## What you will do
Reproduce the listing below exactly. Pictures do not belong in the copy.

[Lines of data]
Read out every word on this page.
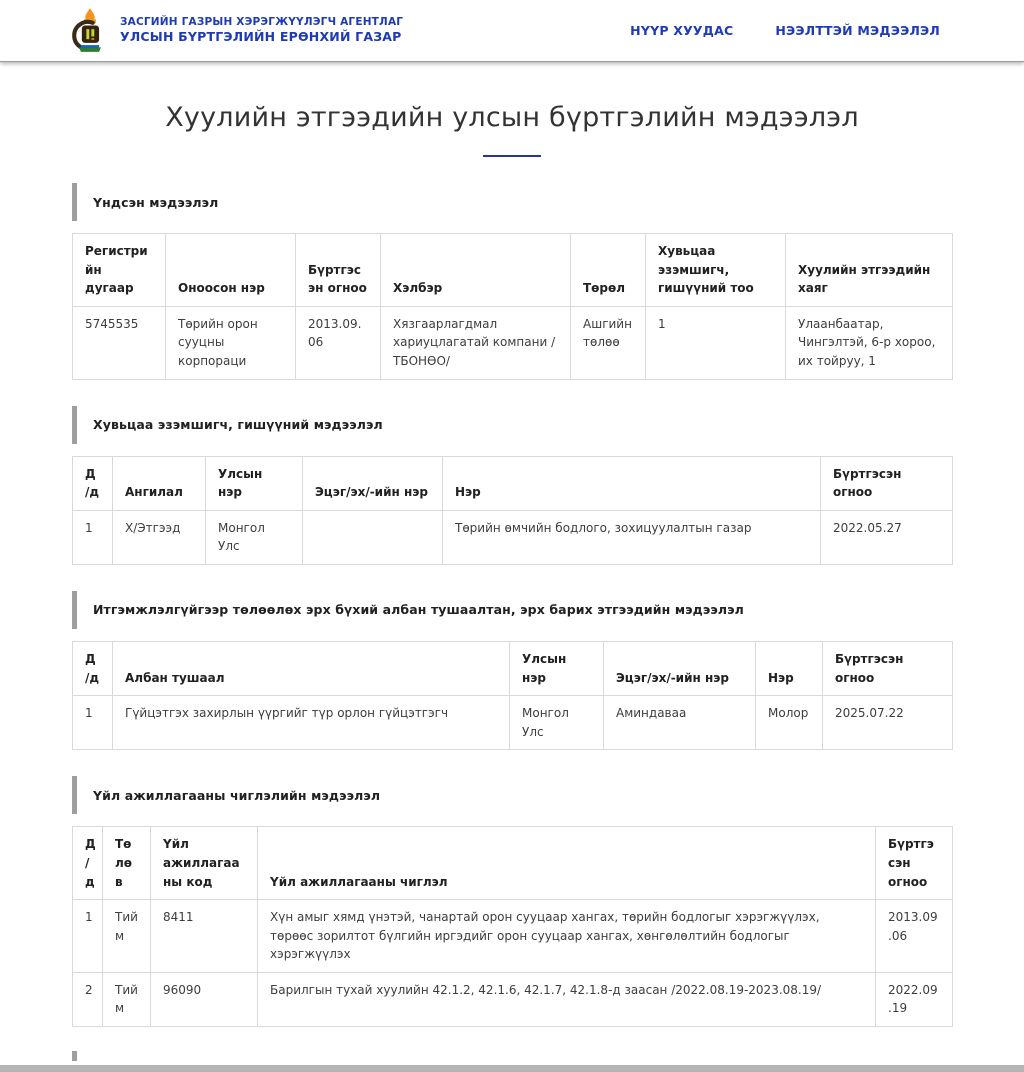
ЗАСГИЙН ГАЗРЫН ХЭРЭГЖҮҮЛЭГЧ АГЕНТЛАГ
УЛСЫН БҮРТГЭЛИЙН ЕРӨНХИЙ ГАЗАР	НҮҮР ХУУДАС	НЭЭЛТТЭЙ МЭДЭЭЛЭЛ
Хуулийн этгээдийн улсын бүртгэлийн мэдээлэл
Үндсэн мэдээлэл
Регистрийн дугаар	Оноосон нэр	Бүртгэсэн огноо	Хэлбэр	Төрөл	Хувьцаа эзэмшигч, гишүүний тоо	Хуулийн этгээдийн хаяг
5745535	Төрийн орон сууцны корпораци	2013.09.06	Хязгаарлагдмал хариуцлагатай компани /ТБОНӨО/	Ашгийн төлөө	1	Улаанбаатар, Чингэлтэй, 6-р хороо, их тойруу, 1
Хувьцаа эзэмшигч, гишүүний мэдээлэл
Д/д	Ангилал	Улсын нэр	Эцэг/эх/-ийн нэр	Нэр	Бүртгэсэн огноо
1	Х/Этгээд	Монгол Улс		Төрийн өмчийн бодлого, зохицуулалтын газар	2022.05.27
Итгэмжлэлгүйгээр төлөөлөх эрх бүхий албан тушаалтан, эрх барих этгээдийн мэдээлэл
Д/д	Албан тушаал	Улсын нэр	Эцэг/эх/-ийн нэр	Нэр	Бүртгэсэн огноо
1	Гүйцэтгэх захирлын үүргийг түр орлон гүйцэтгэгч	Монгол Улс	Аминдаваа	Молор	2025.07.22
Үйл ажиллагааны чиглэлийн мэдээлэл
Д/д	Төлөв	Үйл ажиллагааны код	Үйл ажиллагааны чиглэл	Бүртгэсэн огноо
1	Тийм	8411	Хүн амыг хямд үнэтэй, чанартай орон сууцаар хангах, төрийн бодлогыг хэрэгжүүлэх, төрөөс зорилтот бүлгийн иргэдийг орон сууцаар хангах, хөнгөлөлтийн бодлогыг хэрэгжүүлэх	2013.09.06
2	Тийм	96090	Барилгын тухай хуулийн 42.1.2, 42.1.6, 42.1.7, 42.1.8-д заасан /2022.08.19-2023.08.19/	2022.09.19
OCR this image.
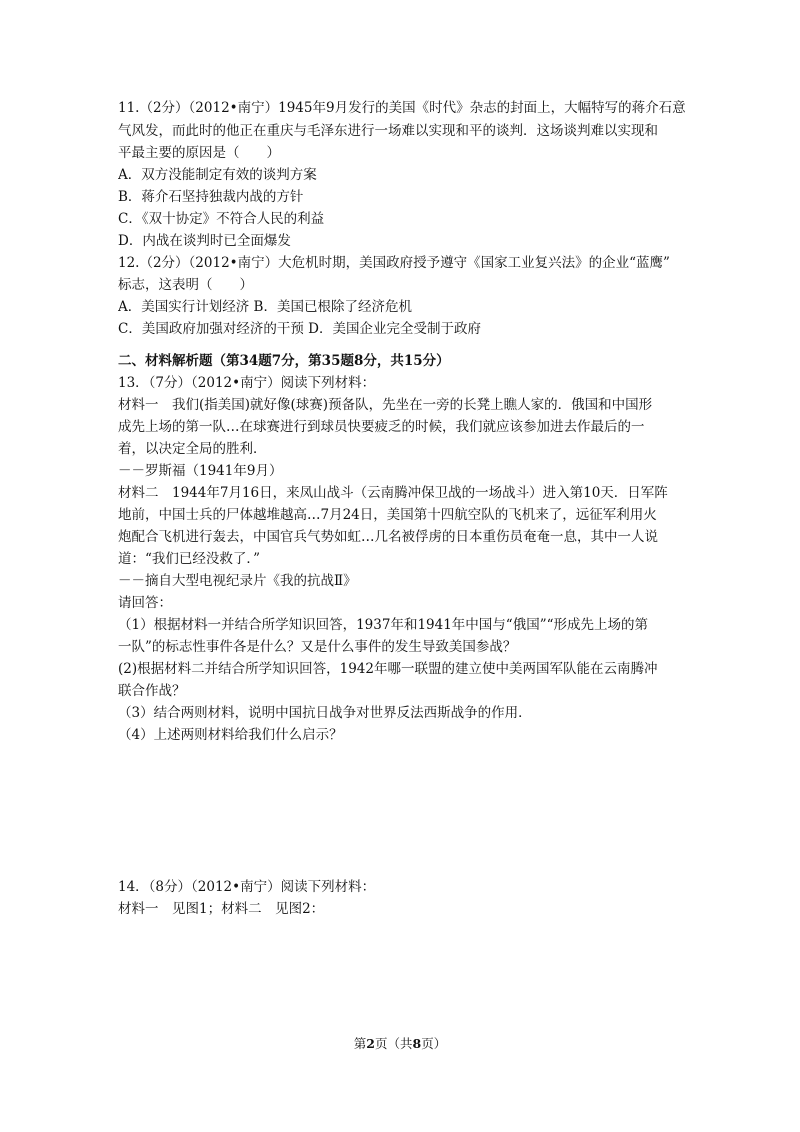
11.（2分）（2012•南宁）1945年9月发行的美国《时代》杂志的封面上，大幅特写的蒋介石意
气风发，而此时的他正在重庆与毛泽东进行一场难以实现和平的谈判．这场谈判难以实现和
平最主要的原因是（　　）
A．双方没能制定有效的谈判方案
B．蒋介石坚持独裁内战的方针
C．《双十协定》不符合人民的利益
D．内战在谈判时已全面爆发
12.（2分）（2012•南宁）大危机时期，美国政府授予遵守《国家工业复兴法》的企业“蓝鹰”
标志，这表明（　　）
A．美国实行计划经济 B．美国已根除了经济危机
C．美国政府加强对经济的干预 D．美国企业完全受制于政府
二、材料解析题（第34题7分，第35题8分，共15分）
13．（7分）（2012•南宁）阅读下列材料：
材料一　我们(指美国)就好像(球赛)预备队，先坐在一旁的长凳上瞧人家的．俄国和中国形
成先上场的第一队…在球赛进行到球员快要疲乏的时候，我们就应该参加进去作最后的一
着，以决定全局的胜利．
－－罗斯福（1941年9月）
材料二　1944年7月16日，来凤山战斗（云南腾冲保卫战的一场战斗）进入第10天．日军阵
地前，中国士兵的尸体越堆越高…7月24日，美国第十四航空队的飞机来了，远征军利用火
炮配合飞机进行轰去，中国官兵气势如虹…几名被俘虏的日本重伤员奄奄一息，其中一人说
道：“我们已经没救了．”
－－摘自大型电视纪录片《我的抗战Ⅱ》
请回答：
（1）根据材料一并结合所学知识回答，1937年和1941年中国与“俄国”“形成先上场的第
一队”的标志性事件各是什么？又是什么事件的发生导致美国参战？
(2)根据材料二并结合所学知识回答，1942年哪一联盟的建立使中美两国军队能在云南腾冲
联合作战？
（3）结合两则材料，说明中国抗日战争对世界反法西斯战争的作用．
（4）上述两则材料给我们什么启示？
14．（8分）（2012•南宁）阅读下列材料：
材料一　见图1；材料二　见图2：
第2页（共8页）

## Solution to the exercise
Read out every word on this page.
ЗАСГИЙН ГАЗРЫН ХЭРЭГЖҮҮЛЭГЧ АГЕНТЛАГ
УЛСЫН БҮРТГЭЛИЙН ЕРӨНХИЙ ГАЗАР	НҮҮР ХУУДАС	НЭЭЛТТЭЙ МЭДЭЭЛЭЛ
Хуулийн этгээдийн улсын бүртгэлийн мэдээлэл
Үндсэн мэдээлэл
Регистрийн дугаар	Оноосон нэр	Бүртгэсэн огноо	Хэлбэр	Төрөл	Хувьцаа эзэмшигч, гишүүний тоо	Хуулийн этгээдийн хаяг
5745535	Төрийн орон сууцны корпораци	2013.09.06	Хязгаарлагдмал хариуцлагатай компани /ТБОНӨО/	Ашгийн төлөө	1	Улаанбаатар, Чингэлтэй, 6-р хороо, их тойруу, 1
Хувьцаа эзэмшигч, гишүүний мэдээлэл
Д/д	Ангилал	Улсын нэр	Эцэг/эх/-ийн нэр	Нэр	Бүртгэсэн огноо
1	Х/Этгээд	Монгол Улс		Төрийн өмчийн бодлого, зохицуулалтын газар	2022.05.27
Итгэмжлэлгүйгээр төлөөлөх эрх бүхий албан тушаалтан, эрх барих этгээдийн мэдээлэл
Д/д	Албан тушаал	Улсын нэр	Эцэг/эх/-ийн нэр	Нэр	Бүртгэсэн огноо
1	Гүйцэтгэх захирлын үүргийг түр орлон гүйцэтгэгч	Монгол Улс	Аминдаваа	Молор	2025.07.22
Үйл ажиллагааны чиглэлийн мэдээлэл
Д/д	Төлөв	Үйл ажиллагааны код	Үйл ажиллагааны чиглэл	Бүртгэсэн огноо
1	Тийм	8411	Хүн амыг хямд үнэтэй, чанартай орон сууцаар хангах, төрийн бодлогыг хэрэгжүүлэх, төрөөс зорилтот бүлгийн иргэдийг орон сууцаар хангах, хөнгөлөлтийн бодлогыг хэрэгжүүлэх	2013.09.06
2	Тийм	96090	Барилгын тухай хуулийн 42.1.2, 42.1.6, 42.1.7, 42.1.8-д заасан /2022.08.19-2023.08.19/	2022.09.19
OCR this image.
11.（2分）（2012•南宁）1945年9月发行的美国《时代》杂志的封面上，大幅特写的蒋介石意
气风发，而此时的他正在重庆与毛泽东进行一场难以实现和平的谈判．这场谈判难以实现和
平最主要的原因是（　　）
A．双方没能制定有效的谈判方案
B．蒋介石坚持独裁内战的方针
C．《双十协定》不符合人民的利益
D．内战在谈判时已全面爆发
12.（2分）（2012•南宁）大危机时期，美国政府授予遵守《国家工业复兴法》的企业“蓝鹰”
标志，这表明（　　）
A．美国实行计划经济 B．美国已根除了经济危机
C．美国政府加强对经济的干预 D．美国企业完全受制于政府
二、材料解析题（第34题7分，第35题8分，共15分）
13．（7分）（2012•南宁）阅读下列材料：
材料一　我们(指美国)就好像(球赛)预备队，先坐在一旁的长凳上瞧人家的．俄国和中国形
成先上场的第一队…在球赛进行到球员快要疲乏的时候，我们就应该参加进去作最后的一
着，以决定全局的胜利．
－－罗斯福（1941年9月）
材料二　1944年7月16日，来凤山战斗（云南腾冲保卫战的一场战斗）进入第10天．日军阵
地前，中国士兵的尸体越堆越高…7月24日，美国第十四航空队的飞机来了，远征军利用火
炮配合飞机进行轰去，中国官兵气势如虹…几名被俘虏的日本重伤员奄奄一息，其中一人说
道：“我们已经没救了．”
－－摘自大型电视纪录片《我的抗战Ⅱ》
请回答：
（1）根据材料一并结合所学知识回答，1937年和1941年中国与“俄国”“形成先上场的第
一队”的标志性事件各是什么？又是什么事件的发生导致美国参战？
(2)根据材料二并结合所学知识回答，1942年哪一联盟的建立使中美两国军队能在云南腾冲
联合作战？
（3）结合两则材料，说明中国抗日战争对世界反法西斯战争的作用．
（4）上述两则材料给我们什么启示？
14．（8分）（2012•南宁）阅读下列材料：
材料一　见图1；材料二　见图2：
第2页（共8页）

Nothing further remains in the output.